What the task asks » Go through the records underneath and write each one out again exactly.

Provided information »
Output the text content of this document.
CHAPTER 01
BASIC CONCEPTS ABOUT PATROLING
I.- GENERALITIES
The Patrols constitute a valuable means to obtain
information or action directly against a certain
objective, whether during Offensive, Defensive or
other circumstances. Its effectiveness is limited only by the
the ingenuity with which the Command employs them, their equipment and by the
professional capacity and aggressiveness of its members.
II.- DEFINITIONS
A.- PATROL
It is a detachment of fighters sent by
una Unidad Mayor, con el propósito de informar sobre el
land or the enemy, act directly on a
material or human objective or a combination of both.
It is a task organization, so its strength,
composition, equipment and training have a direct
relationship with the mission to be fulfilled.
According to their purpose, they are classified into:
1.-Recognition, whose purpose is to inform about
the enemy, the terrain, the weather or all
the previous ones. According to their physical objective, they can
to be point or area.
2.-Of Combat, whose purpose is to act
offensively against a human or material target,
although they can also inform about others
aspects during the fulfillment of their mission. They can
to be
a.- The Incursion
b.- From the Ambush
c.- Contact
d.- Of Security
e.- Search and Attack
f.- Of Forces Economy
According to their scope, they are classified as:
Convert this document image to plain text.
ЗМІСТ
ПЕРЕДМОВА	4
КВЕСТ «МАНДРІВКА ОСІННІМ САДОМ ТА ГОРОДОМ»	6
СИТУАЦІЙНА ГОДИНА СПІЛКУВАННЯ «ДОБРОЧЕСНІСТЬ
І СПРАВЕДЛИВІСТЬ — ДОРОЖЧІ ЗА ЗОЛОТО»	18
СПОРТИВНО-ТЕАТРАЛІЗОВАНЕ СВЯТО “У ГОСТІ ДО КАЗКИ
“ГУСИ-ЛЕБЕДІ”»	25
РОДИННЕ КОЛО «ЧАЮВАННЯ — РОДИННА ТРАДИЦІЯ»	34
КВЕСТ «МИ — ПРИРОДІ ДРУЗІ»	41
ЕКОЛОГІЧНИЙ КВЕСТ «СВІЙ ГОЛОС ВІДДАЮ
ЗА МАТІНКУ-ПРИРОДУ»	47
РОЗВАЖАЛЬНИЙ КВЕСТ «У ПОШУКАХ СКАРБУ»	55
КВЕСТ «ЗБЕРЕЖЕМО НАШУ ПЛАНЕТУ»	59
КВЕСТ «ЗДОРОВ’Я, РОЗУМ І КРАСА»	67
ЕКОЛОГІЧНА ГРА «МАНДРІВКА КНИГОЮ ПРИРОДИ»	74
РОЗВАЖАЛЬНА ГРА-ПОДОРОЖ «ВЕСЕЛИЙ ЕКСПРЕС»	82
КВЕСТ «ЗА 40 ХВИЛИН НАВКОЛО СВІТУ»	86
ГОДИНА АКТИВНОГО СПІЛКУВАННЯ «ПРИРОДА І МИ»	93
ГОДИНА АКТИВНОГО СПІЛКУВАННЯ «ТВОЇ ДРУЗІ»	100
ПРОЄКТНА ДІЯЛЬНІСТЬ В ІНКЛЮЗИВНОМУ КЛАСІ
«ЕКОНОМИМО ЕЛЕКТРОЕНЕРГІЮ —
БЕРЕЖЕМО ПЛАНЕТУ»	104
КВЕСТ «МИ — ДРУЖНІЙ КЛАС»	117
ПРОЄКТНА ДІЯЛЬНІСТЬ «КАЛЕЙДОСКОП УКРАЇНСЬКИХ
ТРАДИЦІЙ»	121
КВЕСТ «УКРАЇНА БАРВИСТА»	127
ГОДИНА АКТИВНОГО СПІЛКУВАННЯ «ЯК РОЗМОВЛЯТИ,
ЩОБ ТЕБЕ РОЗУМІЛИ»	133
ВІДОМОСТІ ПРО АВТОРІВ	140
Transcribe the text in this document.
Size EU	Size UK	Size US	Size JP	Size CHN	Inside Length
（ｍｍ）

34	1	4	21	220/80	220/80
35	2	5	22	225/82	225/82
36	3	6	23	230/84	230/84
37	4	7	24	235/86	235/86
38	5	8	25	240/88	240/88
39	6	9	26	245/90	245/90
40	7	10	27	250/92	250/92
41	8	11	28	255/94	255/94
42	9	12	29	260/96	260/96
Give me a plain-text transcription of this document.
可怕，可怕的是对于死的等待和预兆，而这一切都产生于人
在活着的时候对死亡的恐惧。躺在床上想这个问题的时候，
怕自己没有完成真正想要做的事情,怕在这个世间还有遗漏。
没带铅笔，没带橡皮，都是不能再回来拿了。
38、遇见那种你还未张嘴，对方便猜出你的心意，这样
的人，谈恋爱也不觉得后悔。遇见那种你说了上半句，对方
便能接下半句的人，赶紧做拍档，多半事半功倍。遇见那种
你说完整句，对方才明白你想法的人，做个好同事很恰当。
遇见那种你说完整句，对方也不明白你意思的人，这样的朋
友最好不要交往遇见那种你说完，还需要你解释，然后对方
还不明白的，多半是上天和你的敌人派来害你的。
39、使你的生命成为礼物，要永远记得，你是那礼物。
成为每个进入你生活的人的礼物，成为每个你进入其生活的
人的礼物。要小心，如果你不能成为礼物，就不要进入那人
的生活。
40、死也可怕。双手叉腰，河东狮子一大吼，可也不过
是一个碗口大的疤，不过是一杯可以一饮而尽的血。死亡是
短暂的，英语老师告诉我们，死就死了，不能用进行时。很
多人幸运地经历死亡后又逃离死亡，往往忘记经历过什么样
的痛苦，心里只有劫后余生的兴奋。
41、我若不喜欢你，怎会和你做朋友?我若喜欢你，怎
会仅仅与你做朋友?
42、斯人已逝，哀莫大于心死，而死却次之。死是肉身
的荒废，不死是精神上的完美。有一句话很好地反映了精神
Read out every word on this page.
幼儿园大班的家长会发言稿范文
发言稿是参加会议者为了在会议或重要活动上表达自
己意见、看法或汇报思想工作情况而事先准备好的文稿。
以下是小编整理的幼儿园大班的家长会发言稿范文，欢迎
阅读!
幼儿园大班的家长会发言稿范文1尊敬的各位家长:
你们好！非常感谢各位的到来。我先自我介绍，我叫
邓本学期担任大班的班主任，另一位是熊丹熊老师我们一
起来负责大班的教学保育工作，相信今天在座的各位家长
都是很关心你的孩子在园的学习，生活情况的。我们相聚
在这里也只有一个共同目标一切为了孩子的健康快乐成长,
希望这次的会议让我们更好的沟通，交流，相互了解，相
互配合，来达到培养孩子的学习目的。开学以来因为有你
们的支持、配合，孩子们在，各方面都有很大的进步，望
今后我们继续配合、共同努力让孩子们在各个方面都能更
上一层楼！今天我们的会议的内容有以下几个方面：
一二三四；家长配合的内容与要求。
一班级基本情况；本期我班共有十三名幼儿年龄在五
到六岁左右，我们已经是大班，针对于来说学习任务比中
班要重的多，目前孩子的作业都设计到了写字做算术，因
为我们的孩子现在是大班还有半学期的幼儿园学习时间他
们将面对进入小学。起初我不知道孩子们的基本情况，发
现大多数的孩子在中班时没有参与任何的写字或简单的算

Completed exercise »
Output the text content of this document.
CHAPTER 01
BASIC CONCEPTS ABOUT PATROLING
I.- GENERALITIES
The Patrols constitute a valuable means to obtain
information or action directly against a certain
objective, whether during Offensive, Defensive or
other circumstances. Its effectiveness is limited only by the
the ingenuity with which the Command employs them, their equipment and by the
professional capacity and aggressiveness of its members.
II.- DEFINITIONS
A.- PATROL
It is a detachment of fighters sent by
una Unidad Mayor, con el propósito de informar sobre el
land or the enemy, act directly on a
material or human objective or a combination of both.
It is a task organization, so its strength,
composition, equipment and training have a direct
relationship with the mission to be fulfilled.
According to their purpose, they are classified into:
1.-Recognition, whose purpose is to inform about
the enemy, the terrain, the weather or all
the previous ones. According to their physical objective, they can
to be point or area.
2.-Of Combat, whose purpose is to act
offensively against a human or material target,
although they can also inform about others
aspects during the fulfillment of their mission. They can
to be
a.- The Incursion
b.- From the Ambush
c.- Contact
d.- Of Security
e.- Search and Attack
f.- Of Forces Economy
According to their scope, they are classified as:
Convert this document image to plain text.
ЗМІСТ
ПЕРЕДМОВА	4
КВЕСТ «МАНДРІВКА ОСІННІМ САДОМ ТА ГОРОДОМ»	6
СИТУАЦІЙНА ГОДИНА СПІЛКУВАННЯ «ДОБРОЧЕСНІСТЬ
І СПРАВЕДЛИВІСТЬ — ДОРОЖЧІ ЗА ЗОЛОТО»	18
СПОРТИВНО-ТЕАТРАЛІЗОВАНЕ СВЯТО “У ГОСТІ ДО КАЗКИ
“ГУСИ-ЛЕБЕДІ”»	25
РОДИННЕ КОЛО «ЧАЮВАННЯ — РОДИННА ТРАДИЦІЯ»	34
КВЕСТ «МИ — ПРИРОДІ ДРУЗІ»	41
ЕКОЛОГІЧНИЙ КВЕСТ «СВІЙ ГОЛОС ВІДДАЮ
ЗА МАТІНКУ-ПРИРОДУ»	47
РОЗВАЖАЛЬНИЙ КВЕСТ «У ПОШУКАХ СКАРБУ»	55
КВЕСТ «ЗБЕРЕЖЕМО НАШУ ПЛАНЕТУ»	59
КВЕСТ «ЗДОРОВ’Я, РОЗУМ І КРАСА»	67
ЕКОЛОГІЧНА ГРА «МАНДРІВКА КНИГОЮ ПРИРОДИ»	74
РОЗВАЖАЛЬНА ГРА-ПОДОРОЖ «ВЕСЕЛИЙ ЕКСПРЕС»	82
КВЕСТ «ЗА 40 ХВИЛИН НАВКОЛО СВІТУ»	86
ГОДИНА АКТИВНОГО СПІЛКУВАННЯ «ПРИРОДА І МИ»	93
ГОДИНА АКТИВНОГО СПІЛКУВАННЯ «ТВОЇ ДРУЗІ»	100
ПРОЄКТНА ДІЯЛЬНІСТЬ В ІНКЛЮЗИВНОМУ КЛАСІ
«ЕКОНОМИМО ЕЛЕКТРОЕНЕРГІЮ —
БЕРЕЖЕМО ПЛАНЕТУ»	104
КВЕСТ «МИ — ДРУЖНІЙ КЛАС»	117
ПРОЄКТНА ДІЯЛЬНІСТЬ «КАЛЕЙДОСКОП УКРАЇНСЬКИХ
ТРАДИЦІЙ»	121
КВЕСТ «УКРАЇНА БАРВИСТА»	127
ГОДИНА АКТИВНОГО СПІЛКУВАННЯ «ЯК РОЗМОВЛЯТИ,
ЩОБ ТЕБЕ РОЗУМІЛИ»	133
ВІДОМОСТІ ПРО АВТОРІВ	140
Transcribe the text in this document.
Size EU	Size UK	Size US	Size JP	Size CHN	Inside Length
（ｍｍ）

34	1	4	21	220/80	220/80
35	2	5	22	225/82	225/82
36	3	6	23	230/84	230/84
37	4	7	24	235/86	235/86
38	5	8	25	240/88	240/88
39	6	9	26	245/90	245/90
40	7	10	27	250/92	250/92
41	8	11	28	255/94	255/94
42	9	12	29	260/96	260/96
Give me a plain-text transcription of this document.
可怕，可怕的是对于死的等待和预兆，而这一切都产生于人
在活着的时候对死亡的恐惧。躺在床上想这个问题的时候，
怕自己没有完成真正想要做的事情,怕在这个世间还有遗漏。
没带铅笔，没带橡皮，都是不能再回来拿了。
38、遇见那种你还未张嘴，对方便猜出你的心意，这样
的人，谈恋爱也不觉得后悔。遇见那种你说了上半句，对方
便能接下半句的人，赶紧做拍档，多半事半功倍。遇见那种
你说完整句，对方才明白你想法的人，做个好同事很恰当。
遇见那种你说完整句，对方也不明白你意思的人，这样的朋
友最好不要交往遇见那种你说完，还需要你解释，然后对方
还不明白的，多半是上天和你的敌人派来害你的。
39、使你的生命成为礼物，要永远记得，你是那礼物。
成为每个进入你生活的人的礼物，成为每个你进入其生活的
人的礼物。要小心，如果你不能成为礼物，就不要进入那人
的生活。
40、死也可怕。双手叉腰，河东狮子一大吼，可也不过
是一个碗口大的疤，不过是一杯可以一饮而尽的血。死亡是
短暂的，英语老师告诉我们，死就死了，不能用进行时。很
多人幸运地经历死亡后又逃离死亡，往往忘记经历过什么样
的痛苦，心里只有劫后余生的兴奋。
41、我若不喜欢你，怎会和你做朋友?我若喜欢你，怎
会仅仅与你做朋友?
42、斯人已逝，哀莫大于心死，而死却次之。死是肉身
的荒废，不死是精神上的完美。有一句话很好地反映了精神
Read out every word on this page.
幼儿园大班的家长会发言稿范文
发言稿是参加会议者为了在会议或重要活动上表达自
己意见、看法或汇报思想工作情况而事先准备好的文稿。
以下是小编整理的幼儿园大班的家长会发言稿范文，欢迎
阅读!
幼儿园大班的家长会发言稿范文1尊敬的各位家长:
你们好！非常感谢各位的到来。我先自我介绍，我叫
邓本学期担任大班的班主任，另一位是熊丹熊老师我们一
起来负责大班的教学保育工作，相信今天在座的各位家长
都是很关心你的孩子在园的学习，生活情况的。我们相聚
在这里也只有一个共同目标一切为了孩子的健康快乐成长,
希望这次的会议让我们更好的沟通，交流，相互了解，相
互配合，来达到培养孩子的学习目的。开学以来因为有你
们的支持、配合，孩子们在，各方面都有很大的进步，望
今后我们继续配合、共同努力让孩子们在各个方面都能更
上一层楼！今天我们的会议的内容有以下几个方面：
一二三四；家长配合的内容与要求。
一班级基本情况；本期我班共有十三名幼儿年龄在五
到六岁左右，我们已经是大班，针对于来说学习任务比中
班要重的多，目前孩子的作业都设计到了写字做算术，因
为我们的孩子现在是大班还有半学期的幼儿园学习时间他
们将面对进入小学。起初我不知道孩子们的基本情况，发
现大多数的孩子在中班时没有参与任何的写字或简单的算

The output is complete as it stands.